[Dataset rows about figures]

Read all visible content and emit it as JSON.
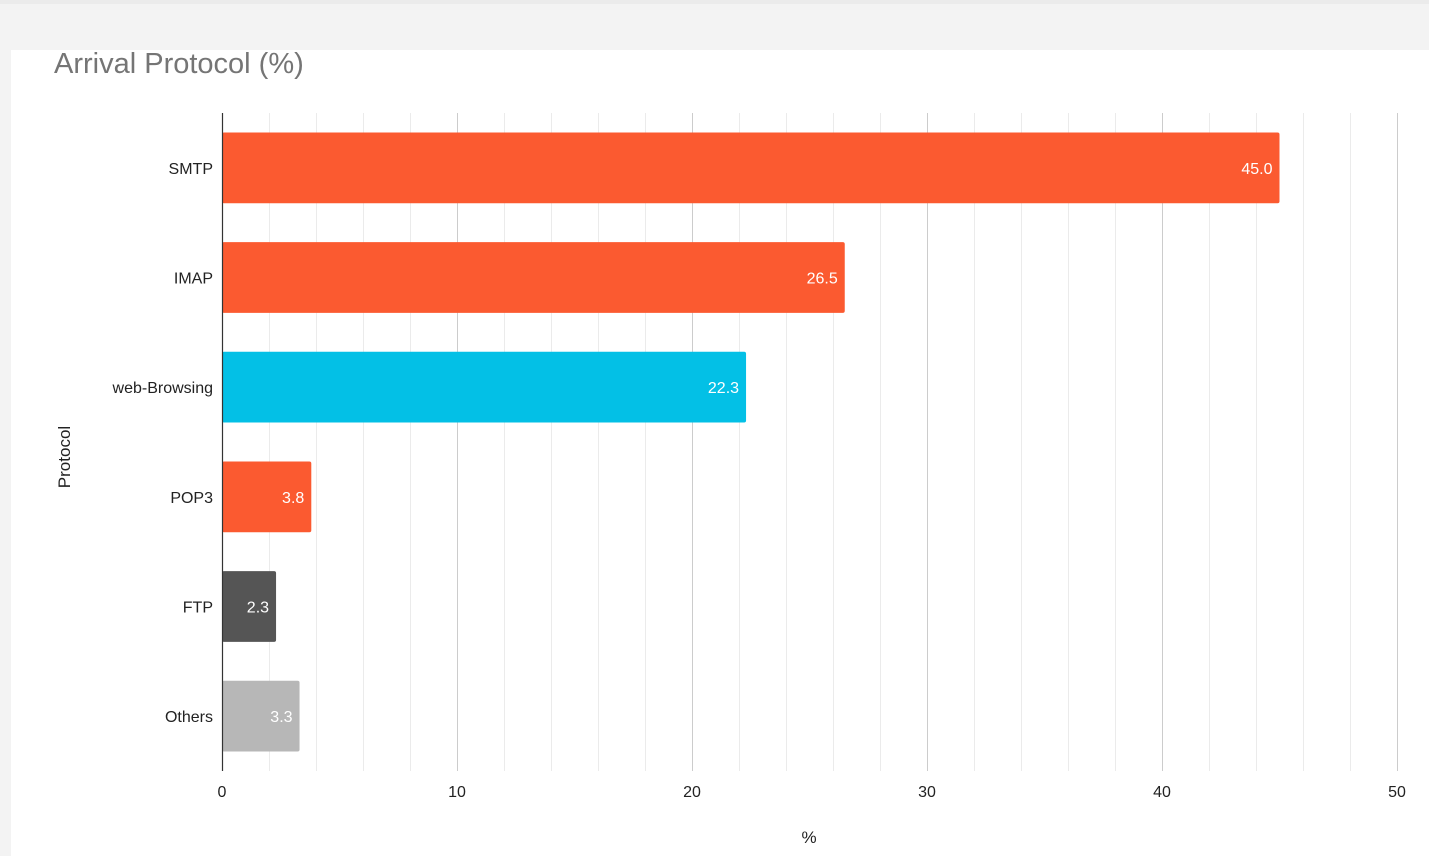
{
  "chart_data": {
    "type": "bar",
    "orientation": "horizontal",
    "title": "Arrival Protocol (%)",
    "xlabel": "%",
    "ylabel": "Protocol",
    "xlim": [
      0,
      50
    ],
    "xticks": [
      "0",
      "10",
      "20",
      "30",
      "40",
      "50"
    ],
    "grid": true,
    "categories": [
      "SMTP",
      "IMAP",
      "web-Browsing",
      "POP3",
      "FTP",
      "Others"
    ],
    "values": [
      45.0,
      26.5,
      22.3,
      3.8,
      2.3,
      3.3
    ],
    "value_labels": [
      "45.0",
      "26.5",
      "22.3",
      "3.8",
      "2.3",
      "3.3"
    ],
    "colors": [
      "#fb5a30",
      "#fb5a30",
      "#03c0e6",
      "#fb5a30",
      "#555555",
      "#b7b7b7"
    ]
  }
}
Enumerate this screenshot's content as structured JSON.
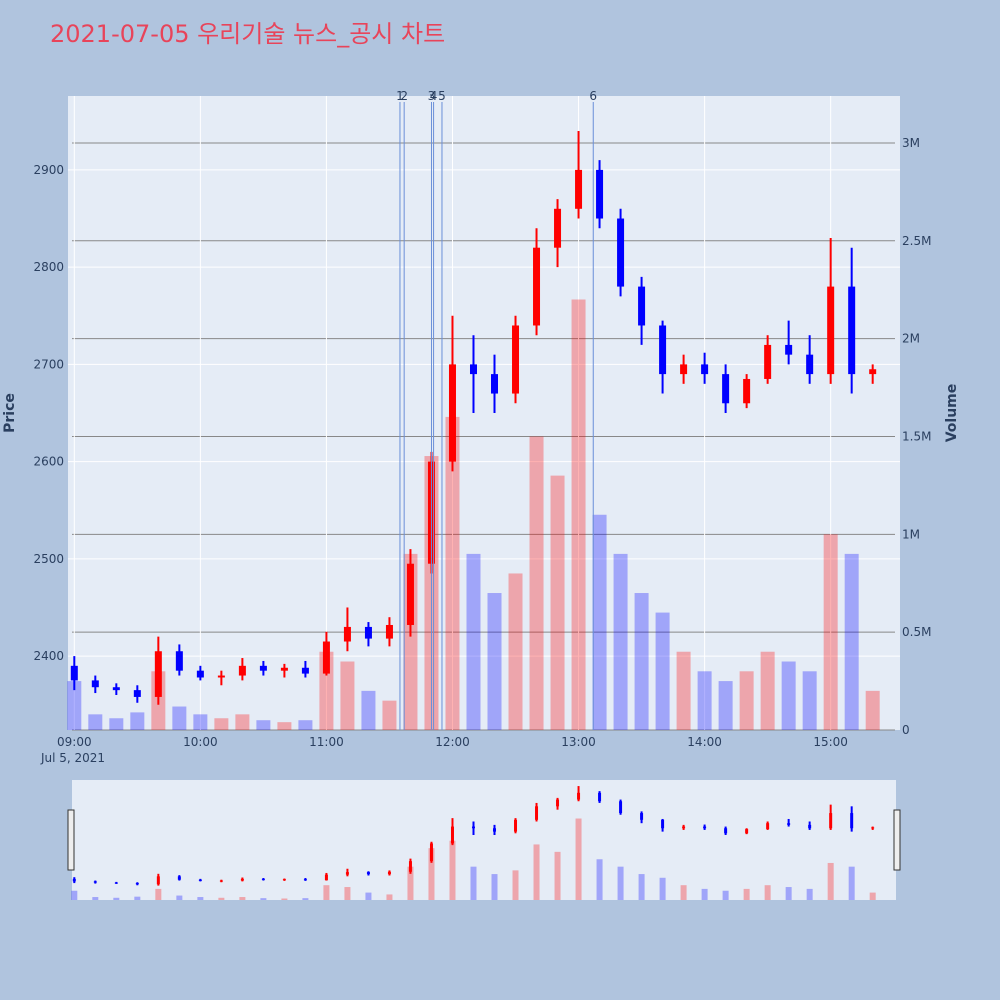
{
  "chart_data": {
    "type": "candlestick",
    "title": "2021-07-05 우리기술 뉴스_공시 차트",
    "y_label": "Price",
    "y2_label": "Volume",
    "x_date_label": "Jul 5, 2021",
    "increasing_color": "#ff0000",
    "decreasing_color": "#0000ff",
    "x": [
      "09:00",
      "09:10",
      "09:20",
      "09:30",
      "09:40",
      "09:50",
      "10:00",
      "10:10",
      "10:20",
      "10:30",
      "10:40",
      "10:50",
      "11:00",
      "11:10",
      "11:20",
      "11:30",
      "11:40",
      "11:50",
      "12:00",
      "12:10",
      "12:20",
      "12:30",
      "12:40",
      "12:50",
      "13:00",
      "13:10",
      "13:20",
      "13:30",
      "13:40",
      "13:50",
      "14:00",
      "14:10",
      "14:20",
      "14:30",
      "14:40",
      "14:50",
      "15:00",
      "15:10",
      "15:20"
    ],
    "open": [
      2390,
      2375,
      2368,
      2365,
      2358,
      2405,
      2385,
      2378,
      2380,
      2390,
      2385,
      2388,
      2382,
      2415,
      2430,
      2418,
      2432,
      2495,
      2600,
      2700,
      2690,
      2670,
      2740,
      2820,
      2860,
      2900,
      2850,
      2780,
      2740,
      2690,
      2700,
      2690,
      2660,
      2685,
      2720,
      2710,
      2690,
      2780,
      2690
    ],
    "high": [
      2400,
      2380,
      2372,
      2370,
      2420,
      2412,
      2390,
      2385,
      2398,
      2395,
      2392,
      2395,
      2425,
      2450,
      2435,
      2440,
      2510,
      2610,
      2750,
      2730,
      2710,
      2750,
      2840,
      2870,
      2940,
      2910,
      2860,
      2790,
      2745,
      2710,
      2712,
      2700,
      2690,
      2730,
      2745,
      2730,
      2830,
      2820,
      2700
    ],
    "low": [
      2365,
      2362,
      2360,
      2352,
      2350,
      2380,
      2375,
      2370,
      2375,
      2380,
      2378,
      2378,
      2380,
      2405,
      2410,
      2410,
      2420,
      2485,
      2590,
      2650,
      2650,
      2660,
      2730,
      2800,
      2850,
      2840,
      2770,
      2720,
      2670,
      2680,
      2680,
      2650,
      2655,
      2680,
      2700,
      2680,
      2680,
      2670,
      2680
    ],
    "close": [
      2375,
      2368,
      2365,
      2358,
      2405,
      2385,
      2378,
      2380,
      2390,
      2385,
      2388,
      2382,
      2415,
      2430,
      2418,
      2432,
      2495,
      2600,
      2700,
      2690,
      2670,
      2740,
      2820,
      2860,
      2900,
      2850,
      2780,
      2740,
      2690,
      2700,
      2690,
      2660,
      2685,
      2720,
      2710,
      2690,
      2780,
      2690,
      2695
    ],
    "volume": [
      250000,
      80000,
      60000,
      90000,
      300000,
      120000,
      80000,
      60000,
      80000,
      50000,
      40000,
      50000,
      400000,
      350000,
      200000,
      150000,
      900000,
      1400000,
      1600000,
      900000,
      700000,
      800000,
      1500000,
      1300000,
      2200000,
      1100000,
      900000,
      700000,
      600000,
      400000,
      300000,
      250000,
      300000,
      400000,
      350000,
      300000,
      1000000,
      900000,
      200000
    ],
    "xlim": [
      "08:57",
      "15:33"
    ],
    "xticks": [
      "09:00",
      "10:00",
      "11:00",
      "12:00",
      "13:00",
      "14:00",
      "15:00"
    ],
    "ylim": [
      2324,
      2976
    ],
    "yticks": [
      2400,
      2500,
      2600,
      2700,
      2800,
      2900
    ],
    "y2lim": [
      0,
      3240000
    ],
    "y2ticks": [
      0,
      {
        "value": 500000,
        "label": "0.5M"
      },
      {
        "value": 1000000,
        "label": "1M"
      },
      {
        "value": 1500000,
        "label": "1.5M"
      },
      {
        "value": 2000000,
        "label": "2M"
      },
      {
        "value": 2500000,
        "label": "2.5M"
      },
      {
        "value": 3000000,
        "label": "3M"
      }
    ],
    "annotations": [
      {
        "x": "11:35",
        "text": "1"
      },
      {
        "x": "11:37",
        "text": "2"
      },
      {
        "x": "11:50",
        "text": "3"
      },
      {
        "x": "11:51",
        "text": "4"
      },
      {
        "x": "11:55",
        "text": "5"
      },
      {
        "x": "13:07",
        "text": "6"
      }
    ]
  }
}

→ **TASK REQUIREMENTS**:
Images do not belong in the copy; reproduce all other parts of the records above verbatim.

→ **FINISHED ANSWER**:
Read all visible content and emit it as JSON.
{
  "chart_data": {
    "type": "bar",
    "orientation": "horizontal",
    "title": "Arrival Protocol (%)",
    "xlabel": "%",
    "ylabel": "Protocol",
    "xlim": [
      0,
      50
    ],
    "xticks": [
      "0",
      "10",
      "20",
      "30",
      "40",
      "50"
    ],
    "grid": true,
    "categories": [
      "SMTP",
      "IMAP",
      "web-Browsing",
      "POP3",
      "FTP",
      "Others"
    ],
    "values": [
      45.0,
      26.5,
      22.3,
      3.8,
      2.3,
      3.3
    ],
    "value_labels": [
      "45.0",
      "26.5",
      "22.3",
      "3.8",
      "2.3",
      "3.3"
    ],
    "colors": [
      "#fb5a30",
      "#fb5a30",
      "#03c0e6",
      "#fb5a30",
      "#555555",
      "#b7b7b7"
    ]
  }
}
Enumerate this screenshot's content as structured JSON.
{
  "chart_data": {
    "type": "candlestick",
    "title": "2021-07-05 우리기술 뉴스_공시 차트",
    "y_label": "Price",
    "y2_label": "Volume",
    "x_date_label": "Jul 5, 2021",
    "increasing_color": "#ff0000",
    "decreasing_color": "#0000ff",
    "x": [
      "09:00",
      "09:10",
      "09:20",
      "09:30",
      "09:40",
      "09:50",
      "10:00",
      "10:10",
      "10:20",
      "10:30",
      "10:40",
      "10:50",
      "11:00",
      "11:10",
      "11:20",
      "11:30",
      "11:40",
      "11:50",
      "12:00",
      "12:10",
      "12:20",
      "12:30",
      "12:40",
      "12:50",
      "13:00",
      "13:10",
      "13:20",
      "13:30",
      "13:40",
      "13:50",
      "14:00",
      "14:10",
      "14:20",
      "14:30",
      "14:40",
      "14:50",
      "15:00",
      "15:10",
      "15:20"
    ],
    "open": [
      2390,
      2375,
      2368,
      2365,
      2358,
      2405,
      2385,
      2378,
      2380,
      2390,
      2385,
      2388,
      2382,
      2415,
      2430,
      2418,
      2432,
      2495,
      2600,
      2700,
      2690,
      2670,
      2740,
      2820,
      2860,
      2900,
      2850,
      2780,
      2740,
      2690,
      2700,
      2690,
      2660,
      2685,
      2720,
      2710,
      2690,
      2780,
      2690
    ],
    "high": [
      2400,
      2380,
      2372,
      2370,
      2420,
      2412,
      2390,
      2385,
      2398,
      2395,
      2392,
      2395,
      2425,
      2450,
      2435,
      2440,
      2510,
      2610,
      2750,
      2730,
      2710,
      2750,
      2840,
      2870,
      2940,
      2910,
      2860,
      2790,
      2745,
      2710,
      2712,
      2700,
      2690,
      2730,
      2745,
      2730,
      2830,
      2820,
      2700
    ],
    "low": [
      2365,
      2362,
      2360,
      2352,
      2350,
      2380,
      2375,
      2370,
      2375,
      2380,
      2378,
      2378,
      2380,
      2405,
      2410,
      2410,
      2420,
      2485,
      2590,
      2650,
      2650,
      2660,
      2730,
      2800,
      2850,
      2840,
      2770,
      2720,
      2670,
      2680,
      2680,
      2650,
      2655,
      2680,
      2700,
      2680,
      2680,
      2670,
      2680
    ],
    "close": [
      2375,
      2368,
      2365,
      2358,
      2405,
      2385,
      2378,
      2380,
      2390,
      2385,
      2388,
      2382,
      2415,
      2430,
      2418,
      2432,
      2495,
      2600,
      2700,
      2690,
      2670,
      2740,
      2820,
      2860,
      2900,
      2850,
      2780,
      2740,
      2690,
      2700,
      2690,
      2660,
      2685,
      2720,
      2710,
      2690,
      2780,
      2690,
      2695
    ],
    "volume": [
      250000,
      80000,
      60000,
      90000,
      300000,
      120000,
      80000,
      60000,
      80000,
      50000,
      40000,
      50000,
      400000,
      350000,
      200000,
      150000,
      900000,
      1400000,
      1600000,
      900000,
      700000,
      800000,
      1500000,
      1300000,
      2200000,
      1100000,
      900000,
      700000,
      600000,
      400000,
      300000,
      250000,
      300000,
      400000,
      350000,
      300000,
      1000000,
      900000,
      200000
    ],
    "xlim": [
      "08:57",
      "15:33"
    ],
    "xticks": [
      "09:00",
      "10:00",
      "11:00",
      "12:00",
      "13:00",
      "14:00",
      "15:00"
    ],
    "ylim": [
      2324,
      2976
    ],
    "yticks": [
      2400,
      2500,
      2600,
      2700,
      2800,
      2900
    ],
    "y2lim": [
      0,
      3240000
    ],
    "y2ticks": [
      0,
      {
        "value": 500000,
        "label": "0.5M"
      },
      {
        "value": 1000000,
        "label": "1M"
      },
      {
        "value": 1500000,
        "label": "1.5M"
      },
      {
        "value": 2000000,
        "label": "2M"
      },
      {
        "value": 2500000,
        "label": "2.5M"
      },
      {
        "value": 3000000,
        "label": "3M"
      }
    ],
    "annotations": [
      {
        "x": "11:35",
        "text": "1"
      },
      {
        "x": "11:37",
        "text": "2"
      },
      {
        "x": "11:50",
        "text": "3"
      },
      {
        "x": "11:51",
        "text": "4"
      },
      {
        "x": "11:55",
        "text": "5"
      },
      {
        "x": "13:07",
        "text": "6"
      }
    ]
  }
}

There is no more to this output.